**Task**. Copy each line in the data that includes the word "argentina".

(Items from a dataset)
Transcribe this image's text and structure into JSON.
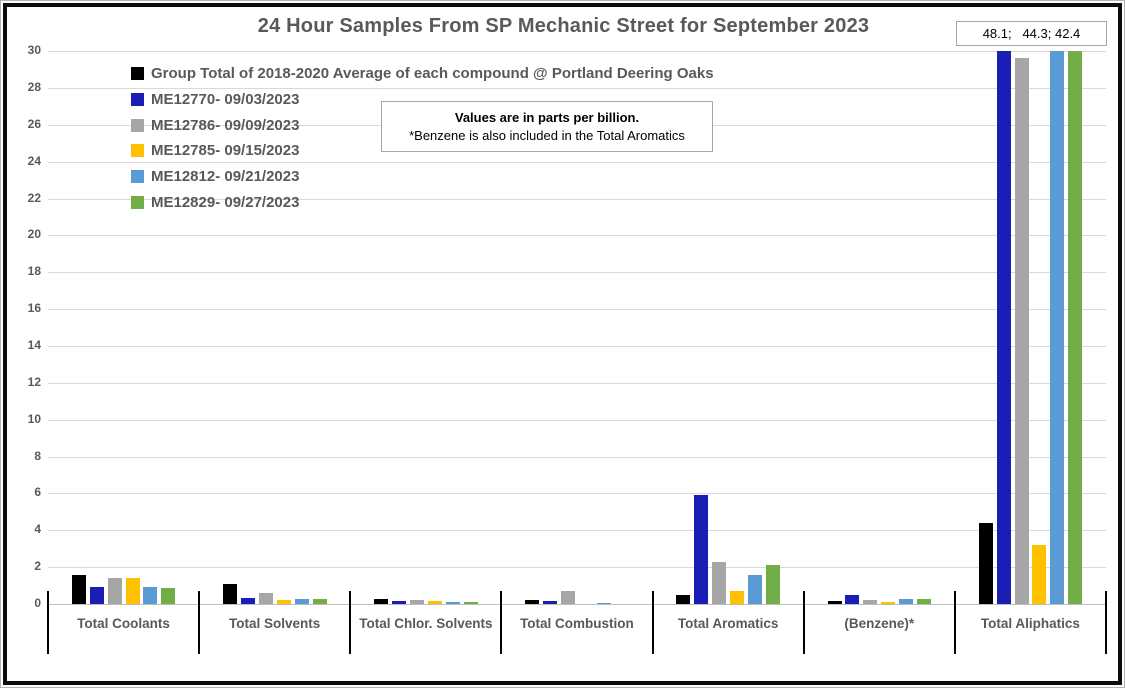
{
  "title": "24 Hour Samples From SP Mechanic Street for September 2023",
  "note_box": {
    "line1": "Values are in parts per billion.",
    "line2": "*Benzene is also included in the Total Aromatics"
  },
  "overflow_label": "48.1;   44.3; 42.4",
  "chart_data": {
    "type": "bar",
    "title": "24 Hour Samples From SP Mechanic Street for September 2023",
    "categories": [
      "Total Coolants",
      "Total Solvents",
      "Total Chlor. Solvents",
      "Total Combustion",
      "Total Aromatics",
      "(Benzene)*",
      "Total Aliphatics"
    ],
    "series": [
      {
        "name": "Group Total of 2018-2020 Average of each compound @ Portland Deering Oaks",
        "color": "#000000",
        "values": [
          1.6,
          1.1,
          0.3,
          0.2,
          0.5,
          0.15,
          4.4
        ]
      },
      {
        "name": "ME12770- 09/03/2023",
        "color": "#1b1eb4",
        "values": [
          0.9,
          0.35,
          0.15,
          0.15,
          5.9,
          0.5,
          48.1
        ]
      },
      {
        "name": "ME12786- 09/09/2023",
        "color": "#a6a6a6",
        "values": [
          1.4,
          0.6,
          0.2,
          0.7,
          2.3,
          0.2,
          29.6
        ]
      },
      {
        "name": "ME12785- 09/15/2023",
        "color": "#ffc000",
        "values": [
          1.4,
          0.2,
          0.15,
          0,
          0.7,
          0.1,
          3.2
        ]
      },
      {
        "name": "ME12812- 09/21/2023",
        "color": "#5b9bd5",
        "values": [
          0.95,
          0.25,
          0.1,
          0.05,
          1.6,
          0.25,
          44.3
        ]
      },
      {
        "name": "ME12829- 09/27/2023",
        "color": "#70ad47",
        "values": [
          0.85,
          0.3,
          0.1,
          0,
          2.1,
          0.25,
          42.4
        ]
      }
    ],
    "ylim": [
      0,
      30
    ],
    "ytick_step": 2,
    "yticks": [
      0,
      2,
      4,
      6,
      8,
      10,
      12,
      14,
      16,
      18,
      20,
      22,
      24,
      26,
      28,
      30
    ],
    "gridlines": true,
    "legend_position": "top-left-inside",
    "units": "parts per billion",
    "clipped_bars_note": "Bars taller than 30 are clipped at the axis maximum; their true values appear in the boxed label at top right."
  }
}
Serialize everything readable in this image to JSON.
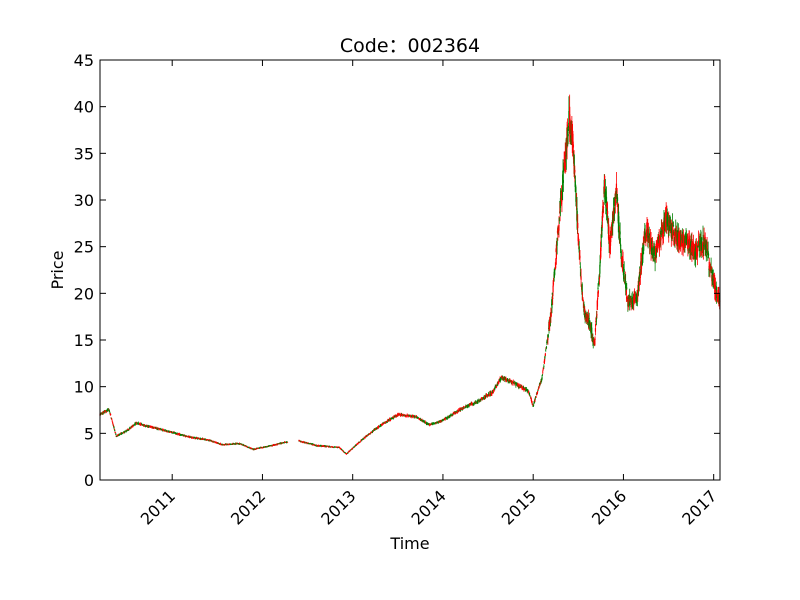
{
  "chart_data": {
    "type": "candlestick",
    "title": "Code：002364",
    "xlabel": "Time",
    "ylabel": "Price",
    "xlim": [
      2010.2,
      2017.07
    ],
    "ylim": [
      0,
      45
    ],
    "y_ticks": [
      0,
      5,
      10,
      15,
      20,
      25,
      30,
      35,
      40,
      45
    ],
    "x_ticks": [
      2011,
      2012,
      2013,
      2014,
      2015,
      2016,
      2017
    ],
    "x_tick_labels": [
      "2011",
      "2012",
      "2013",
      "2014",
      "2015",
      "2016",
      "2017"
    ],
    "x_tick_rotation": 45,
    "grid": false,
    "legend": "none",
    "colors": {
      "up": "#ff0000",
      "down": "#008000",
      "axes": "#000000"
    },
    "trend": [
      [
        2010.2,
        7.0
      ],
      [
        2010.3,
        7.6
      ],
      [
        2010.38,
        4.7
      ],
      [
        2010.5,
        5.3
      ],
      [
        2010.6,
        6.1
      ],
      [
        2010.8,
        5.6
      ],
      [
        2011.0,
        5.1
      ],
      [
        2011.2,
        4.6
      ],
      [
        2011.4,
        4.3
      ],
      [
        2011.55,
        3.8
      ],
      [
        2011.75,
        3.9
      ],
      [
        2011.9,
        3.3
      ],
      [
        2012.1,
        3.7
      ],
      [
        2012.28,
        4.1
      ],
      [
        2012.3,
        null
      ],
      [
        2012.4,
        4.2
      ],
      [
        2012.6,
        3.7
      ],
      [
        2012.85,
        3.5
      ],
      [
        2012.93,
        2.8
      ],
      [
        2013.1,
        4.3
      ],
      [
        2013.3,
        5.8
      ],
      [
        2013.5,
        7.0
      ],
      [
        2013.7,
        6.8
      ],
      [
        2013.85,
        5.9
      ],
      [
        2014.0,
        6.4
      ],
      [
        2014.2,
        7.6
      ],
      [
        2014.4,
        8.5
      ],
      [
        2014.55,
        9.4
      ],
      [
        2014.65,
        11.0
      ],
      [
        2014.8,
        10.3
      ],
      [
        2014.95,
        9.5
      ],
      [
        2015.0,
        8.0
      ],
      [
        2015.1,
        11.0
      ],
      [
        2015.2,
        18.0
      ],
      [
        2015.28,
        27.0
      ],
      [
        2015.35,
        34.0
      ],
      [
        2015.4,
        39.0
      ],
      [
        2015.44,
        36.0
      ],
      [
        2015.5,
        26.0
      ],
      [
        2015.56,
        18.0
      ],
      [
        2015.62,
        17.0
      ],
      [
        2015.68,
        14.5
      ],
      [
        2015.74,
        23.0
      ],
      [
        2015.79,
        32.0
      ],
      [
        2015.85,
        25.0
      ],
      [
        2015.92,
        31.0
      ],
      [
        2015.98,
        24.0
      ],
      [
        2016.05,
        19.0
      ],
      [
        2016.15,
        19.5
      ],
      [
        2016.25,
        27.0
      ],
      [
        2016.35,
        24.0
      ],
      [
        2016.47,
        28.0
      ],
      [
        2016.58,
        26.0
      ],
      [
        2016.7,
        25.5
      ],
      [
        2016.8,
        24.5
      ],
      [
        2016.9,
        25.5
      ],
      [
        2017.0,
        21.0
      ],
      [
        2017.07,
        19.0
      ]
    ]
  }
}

...

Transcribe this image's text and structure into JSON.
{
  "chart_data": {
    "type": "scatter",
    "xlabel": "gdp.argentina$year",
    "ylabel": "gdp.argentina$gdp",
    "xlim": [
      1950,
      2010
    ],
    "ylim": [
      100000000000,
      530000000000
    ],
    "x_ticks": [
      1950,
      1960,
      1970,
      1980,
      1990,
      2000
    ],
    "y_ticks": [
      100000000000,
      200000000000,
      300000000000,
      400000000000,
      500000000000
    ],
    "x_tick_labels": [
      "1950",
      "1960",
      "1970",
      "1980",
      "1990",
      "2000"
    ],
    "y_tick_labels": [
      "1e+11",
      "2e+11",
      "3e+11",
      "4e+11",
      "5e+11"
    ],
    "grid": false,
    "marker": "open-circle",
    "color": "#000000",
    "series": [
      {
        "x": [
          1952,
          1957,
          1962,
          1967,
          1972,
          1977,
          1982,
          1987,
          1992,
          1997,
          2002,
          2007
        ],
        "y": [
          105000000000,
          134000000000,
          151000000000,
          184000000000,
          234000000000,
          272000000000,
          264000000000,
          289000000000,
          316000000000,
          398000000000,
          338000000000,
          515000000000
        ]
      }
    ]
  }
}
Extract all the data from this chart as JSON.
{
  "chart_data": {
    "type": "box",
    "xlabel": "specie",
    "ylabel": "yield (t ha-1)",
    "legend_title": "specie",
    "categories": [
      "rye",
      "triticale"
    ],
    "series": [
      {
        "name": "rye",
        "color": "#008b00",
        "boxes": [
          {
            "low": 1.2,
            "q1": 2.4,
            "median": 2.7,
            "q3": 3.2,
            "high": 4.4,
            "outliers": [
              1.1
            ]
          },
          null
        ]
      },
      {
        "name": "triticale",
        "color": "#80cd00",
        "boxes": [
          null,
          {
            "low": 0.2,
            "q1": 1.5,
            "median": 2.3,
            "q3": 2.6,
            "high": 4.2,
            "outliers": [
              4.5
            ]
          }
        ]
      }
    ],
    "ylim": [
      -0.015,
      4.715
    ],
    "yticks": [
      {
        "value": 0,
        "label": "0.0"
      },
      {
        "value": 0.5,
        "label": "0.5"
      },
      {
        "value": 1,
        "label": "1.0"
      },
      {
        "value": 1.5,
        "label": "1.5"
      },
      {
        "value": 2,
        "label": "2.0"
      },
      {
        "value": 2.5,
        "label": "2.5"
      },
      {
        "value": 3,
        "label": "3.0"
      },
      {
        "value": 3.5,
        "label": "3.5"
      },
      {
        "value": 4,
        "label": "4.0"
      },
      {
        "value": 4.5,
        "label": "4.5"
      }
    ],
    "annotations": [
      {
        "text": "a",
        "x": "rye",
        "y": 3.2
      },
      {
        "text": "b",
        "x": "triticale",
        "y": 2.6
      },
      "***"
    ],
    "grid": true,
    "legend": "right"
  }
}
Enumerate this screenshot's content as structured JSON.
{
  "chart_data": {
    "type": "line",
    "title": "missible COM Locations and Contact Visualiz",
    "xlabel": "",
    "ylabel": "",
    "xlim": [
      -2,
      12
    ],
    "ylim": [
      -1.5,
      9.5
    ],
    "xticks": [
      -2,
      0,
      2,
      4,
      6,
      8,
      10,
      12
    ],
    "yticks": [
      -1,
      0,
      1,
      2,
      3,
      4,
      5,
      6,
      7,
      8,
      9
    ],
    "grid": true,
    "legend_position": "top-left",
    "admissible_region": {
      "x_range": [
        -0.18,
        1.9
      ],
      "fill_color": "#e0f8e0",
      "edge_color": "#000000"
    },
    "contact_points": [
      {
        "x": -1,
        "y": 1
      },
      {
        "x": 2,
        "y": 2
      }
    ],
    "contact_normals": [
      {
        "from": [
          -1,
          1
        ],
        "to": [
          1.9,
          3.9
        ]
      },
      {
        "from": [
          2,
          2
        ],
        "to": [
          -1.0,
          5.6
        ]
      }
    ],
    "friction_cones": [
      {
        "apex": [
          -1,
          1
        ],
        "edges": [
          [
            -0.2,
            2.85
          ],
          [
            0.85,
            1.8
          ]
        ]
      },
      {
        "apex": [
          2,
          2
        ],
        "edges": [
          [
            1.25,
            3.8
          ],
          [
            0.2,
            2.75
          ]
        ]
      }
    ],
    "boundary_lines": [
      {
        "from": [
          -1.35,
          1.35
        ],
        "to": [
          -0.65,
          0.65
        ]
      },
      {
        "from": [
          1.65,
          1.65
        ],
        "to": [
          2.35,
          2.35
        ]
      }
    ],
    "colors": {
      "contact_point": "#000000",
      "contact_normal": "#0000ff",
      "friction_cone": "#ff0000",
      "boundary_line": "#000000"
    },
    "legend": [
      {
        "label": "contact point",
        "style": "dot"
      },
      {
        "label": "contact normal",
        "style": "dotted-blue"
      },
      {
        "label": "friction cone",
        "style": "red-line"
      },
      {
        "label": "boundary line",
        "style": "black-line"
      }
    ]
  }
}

**Complete answer**.
    "xlabel": "gdp.argentina$year",
    "ylabel": "gdp.argentina$gdp",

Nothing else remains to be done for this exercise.